Check each line for the string "Output", then give only how many lines have it.

— BEGIN —

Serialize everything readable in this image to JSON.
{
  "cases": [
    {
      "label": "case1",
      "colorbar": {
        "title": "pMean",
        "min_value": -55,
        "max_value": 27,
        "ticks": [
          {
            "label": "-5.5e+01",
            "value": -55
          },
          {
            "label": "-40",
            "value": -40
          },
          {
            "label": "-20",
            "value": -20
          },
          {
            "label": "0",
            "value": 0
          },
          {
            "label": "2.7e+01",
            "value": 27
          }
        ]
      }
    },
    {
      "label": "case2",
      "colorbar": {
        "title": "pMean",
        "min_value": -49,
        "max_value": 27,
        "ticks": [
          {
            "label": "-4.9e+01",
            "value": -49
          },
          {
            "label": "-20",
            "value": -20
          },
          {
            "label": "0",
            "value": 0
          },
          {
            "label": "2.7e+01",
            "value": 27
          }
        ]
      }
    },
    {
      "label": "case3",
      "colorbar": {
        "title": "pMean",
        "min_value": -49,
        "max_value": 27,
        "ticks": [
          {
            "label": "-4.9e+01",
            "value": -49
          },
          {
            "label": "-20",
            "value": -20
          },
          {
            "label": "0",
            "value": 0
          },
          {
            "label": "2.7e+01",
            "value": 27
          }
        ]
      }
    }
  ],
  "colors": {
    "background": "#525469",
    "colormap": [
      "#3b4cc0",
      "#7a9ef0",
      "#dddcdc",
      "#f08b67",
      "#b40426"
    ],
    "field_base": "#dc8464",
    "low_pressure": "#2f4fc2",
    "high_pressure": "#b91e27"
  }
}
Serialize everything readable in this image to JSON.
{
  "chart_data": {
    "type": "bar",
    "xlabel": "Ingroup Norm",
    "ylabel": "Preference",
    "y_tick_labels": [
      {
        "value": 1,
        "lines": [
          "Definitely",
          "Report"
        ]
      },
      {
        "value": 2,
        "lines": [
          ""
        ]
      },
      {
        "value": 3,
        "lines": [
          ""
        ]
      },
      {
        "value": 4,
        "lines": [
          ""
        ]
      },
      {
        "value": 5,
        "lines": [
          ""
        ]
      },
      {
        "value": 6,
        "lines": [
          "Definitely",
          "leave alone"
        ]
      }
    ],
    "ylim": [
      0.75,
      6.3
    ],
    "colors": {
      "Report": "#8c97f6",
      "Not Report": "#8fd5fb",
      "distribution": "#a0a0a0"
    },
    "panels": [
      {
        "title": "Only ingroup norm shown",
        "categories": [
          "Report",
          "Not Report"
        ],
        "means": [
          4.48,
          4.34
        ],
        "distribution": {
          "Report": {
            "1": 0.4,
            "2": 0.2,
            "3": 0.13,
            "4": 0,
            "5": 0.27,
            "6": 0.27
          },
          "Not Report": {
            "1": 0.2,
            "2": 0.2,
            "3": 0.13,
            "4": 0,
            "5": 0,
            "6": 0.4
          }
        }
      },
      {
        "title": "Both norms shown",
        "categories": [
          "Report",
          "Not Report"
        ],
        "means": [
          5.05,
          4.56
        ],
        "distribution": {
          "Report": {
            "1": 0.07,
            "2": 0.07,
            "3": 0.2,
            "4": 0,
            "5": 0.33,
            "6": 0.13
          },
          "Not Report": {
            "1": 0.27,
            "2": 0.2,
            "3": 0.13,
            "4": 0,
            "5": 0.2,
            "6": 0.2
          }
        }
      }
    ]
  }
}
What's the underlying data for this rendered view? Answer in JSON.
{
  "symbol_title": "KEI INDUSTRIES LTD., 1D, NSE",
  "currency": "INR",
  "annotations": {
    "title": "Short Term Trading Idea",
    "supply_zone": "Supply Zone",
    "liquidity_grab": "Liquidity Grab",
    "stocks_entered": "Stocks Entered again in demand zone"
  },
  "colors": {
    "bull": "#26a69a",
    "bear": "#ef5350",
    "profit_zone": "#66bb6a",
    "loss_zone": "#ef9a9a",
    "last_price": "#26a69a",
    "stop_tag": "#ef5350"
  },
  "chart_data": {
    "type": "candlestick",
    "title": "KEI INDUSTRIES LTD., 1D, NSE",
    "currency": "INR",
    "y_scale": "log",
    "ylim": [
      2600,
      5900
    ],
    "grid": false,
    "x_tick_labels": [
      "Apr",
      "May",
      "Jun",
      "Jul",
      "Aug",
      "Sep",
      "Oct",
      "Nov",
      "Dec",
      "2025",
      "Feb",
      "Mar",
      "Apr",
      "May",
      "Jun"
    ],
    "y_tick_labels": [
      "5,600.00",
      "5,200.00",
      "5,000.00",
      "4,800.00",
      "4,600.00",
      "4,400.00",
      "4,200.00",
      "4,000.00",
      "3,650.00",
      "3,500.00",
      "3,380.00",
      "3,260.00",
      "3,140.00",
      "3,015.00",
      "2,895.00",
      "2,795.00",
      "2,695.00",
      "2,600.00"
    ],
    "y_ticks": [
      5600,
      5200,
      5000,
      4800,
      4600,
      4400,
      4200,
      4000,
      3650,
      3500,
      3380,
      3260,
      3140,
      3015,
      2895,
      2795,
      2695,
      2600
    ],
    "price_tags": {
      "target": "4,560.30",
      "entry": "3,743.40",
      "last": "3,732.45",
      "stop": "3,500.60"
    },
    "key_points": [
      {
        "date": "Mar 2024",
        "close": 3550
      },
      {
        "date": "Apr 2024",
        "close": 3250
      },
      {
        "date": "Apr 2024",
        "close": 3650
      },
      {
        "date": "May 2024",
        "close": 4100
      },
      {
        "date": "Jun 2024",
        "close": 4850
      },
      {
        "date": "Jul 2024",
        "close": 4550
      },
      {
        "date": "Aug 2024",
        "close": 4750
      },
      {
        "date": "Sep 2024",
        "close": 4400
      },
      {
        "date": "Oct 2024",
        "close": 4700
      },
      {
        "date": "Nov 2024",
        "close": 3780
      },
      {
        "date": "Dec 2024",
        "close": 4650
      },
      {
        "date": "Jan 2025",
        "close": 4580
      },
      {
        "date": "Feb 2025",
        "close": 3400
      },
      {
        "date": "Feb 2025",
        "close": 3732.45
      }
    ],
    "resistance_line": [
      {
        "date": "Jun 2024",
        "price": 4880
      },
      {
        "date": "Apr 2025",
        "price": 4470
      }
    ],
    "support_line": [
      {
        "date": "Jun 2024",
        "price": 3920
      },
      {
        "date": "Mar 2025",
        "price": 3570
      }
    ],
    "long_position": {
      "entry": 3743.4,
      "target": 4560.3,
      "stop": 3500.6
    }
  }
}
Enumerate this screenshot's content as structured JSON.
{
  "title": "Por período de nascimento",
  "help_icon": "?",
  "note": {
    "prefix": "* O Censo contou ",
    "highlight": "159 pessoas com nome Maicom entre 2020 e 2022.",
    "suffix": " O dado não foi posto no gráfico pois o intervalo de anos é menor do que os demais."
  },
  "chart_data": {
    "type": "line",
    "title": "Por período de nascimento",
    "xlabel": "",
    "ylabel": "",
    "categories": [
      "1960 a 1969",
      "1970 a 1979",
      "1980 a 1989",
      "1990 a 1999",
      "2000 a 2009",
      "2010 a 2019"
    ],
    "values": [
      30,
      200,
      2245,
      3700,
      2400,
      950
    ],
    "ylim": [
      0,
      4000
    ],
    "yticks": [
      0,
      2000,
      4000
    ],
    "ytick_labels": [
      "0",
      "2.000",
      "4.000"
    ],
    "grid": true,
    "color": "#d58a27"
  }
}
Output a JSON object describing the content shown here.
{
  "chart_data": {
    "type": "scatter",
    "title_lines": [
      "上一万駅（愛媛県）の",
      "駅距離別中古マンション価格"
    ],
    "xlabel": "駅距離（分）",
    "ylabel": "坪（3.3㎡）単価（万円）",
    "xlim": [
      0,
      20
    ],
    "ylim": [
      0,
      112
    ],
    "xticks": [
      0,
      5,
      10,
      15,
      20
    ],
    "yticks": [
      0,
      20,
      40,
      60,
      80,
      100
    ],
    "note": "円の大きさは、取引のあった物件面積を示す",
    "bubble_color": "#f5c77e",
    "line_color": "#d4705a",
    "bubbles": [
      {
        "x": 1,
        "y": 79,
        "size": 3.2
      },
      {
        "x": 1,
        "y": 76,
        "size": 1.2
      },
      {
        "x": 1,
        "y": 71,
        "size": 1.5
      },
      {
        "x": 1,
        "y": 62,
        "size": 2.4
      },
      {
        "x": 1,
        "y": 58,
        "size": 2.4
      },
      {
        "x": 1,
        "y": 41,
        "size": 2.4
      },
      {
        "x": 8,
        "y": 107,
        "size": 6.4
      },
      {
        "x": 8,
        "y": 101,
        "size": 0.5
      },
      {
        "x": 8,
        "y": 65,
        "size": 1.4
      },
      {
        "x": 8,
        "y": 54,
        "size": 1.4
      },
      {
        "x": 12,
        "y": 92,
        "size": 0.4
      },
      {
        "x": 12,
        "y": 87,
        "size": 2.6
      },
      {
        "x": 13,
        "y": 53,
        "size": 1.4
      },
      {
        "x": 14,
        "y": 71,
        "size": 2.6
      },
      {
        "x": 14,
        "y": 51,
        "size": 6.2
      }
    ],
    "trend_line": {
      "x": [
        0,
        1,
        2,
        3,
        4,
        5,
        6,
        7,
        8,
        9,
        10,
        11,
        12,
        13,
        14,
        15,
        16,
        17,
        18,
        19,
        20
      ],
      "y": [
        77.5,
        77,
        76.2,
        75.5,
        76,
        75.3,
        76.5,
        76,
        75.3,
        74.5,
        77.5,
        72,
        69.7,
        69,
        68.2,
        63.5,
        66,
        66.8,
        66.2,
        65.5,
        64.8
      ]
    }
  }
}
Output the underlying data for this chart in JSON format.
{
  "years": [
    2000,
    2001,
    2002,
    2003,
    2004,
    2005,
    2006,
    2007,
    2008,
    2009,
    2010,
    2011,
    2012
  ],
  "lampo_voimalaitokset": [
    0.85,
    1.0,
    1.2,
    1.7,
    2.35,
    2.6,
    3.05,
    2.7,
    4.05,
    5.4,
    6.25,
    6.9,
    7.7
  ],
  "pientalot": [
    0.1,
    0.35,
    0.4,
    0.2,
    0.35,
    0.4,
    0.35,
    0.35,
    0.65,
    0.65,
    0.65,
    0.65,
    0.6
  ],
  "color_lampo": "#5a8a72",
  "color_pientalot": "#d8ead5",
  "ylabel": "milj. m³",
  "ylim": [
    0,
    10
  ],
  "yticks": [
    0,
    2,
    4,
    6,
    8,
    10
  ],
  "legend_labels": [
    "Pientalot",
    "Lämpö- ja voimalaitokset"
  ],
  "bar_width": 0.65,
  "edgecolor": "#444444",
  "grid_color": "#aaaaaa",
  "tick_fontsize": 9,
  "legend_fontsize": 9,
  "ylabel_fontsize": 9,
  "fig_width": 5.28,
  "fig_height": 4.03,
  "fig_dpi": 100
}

— END —

__Result of this task__. 2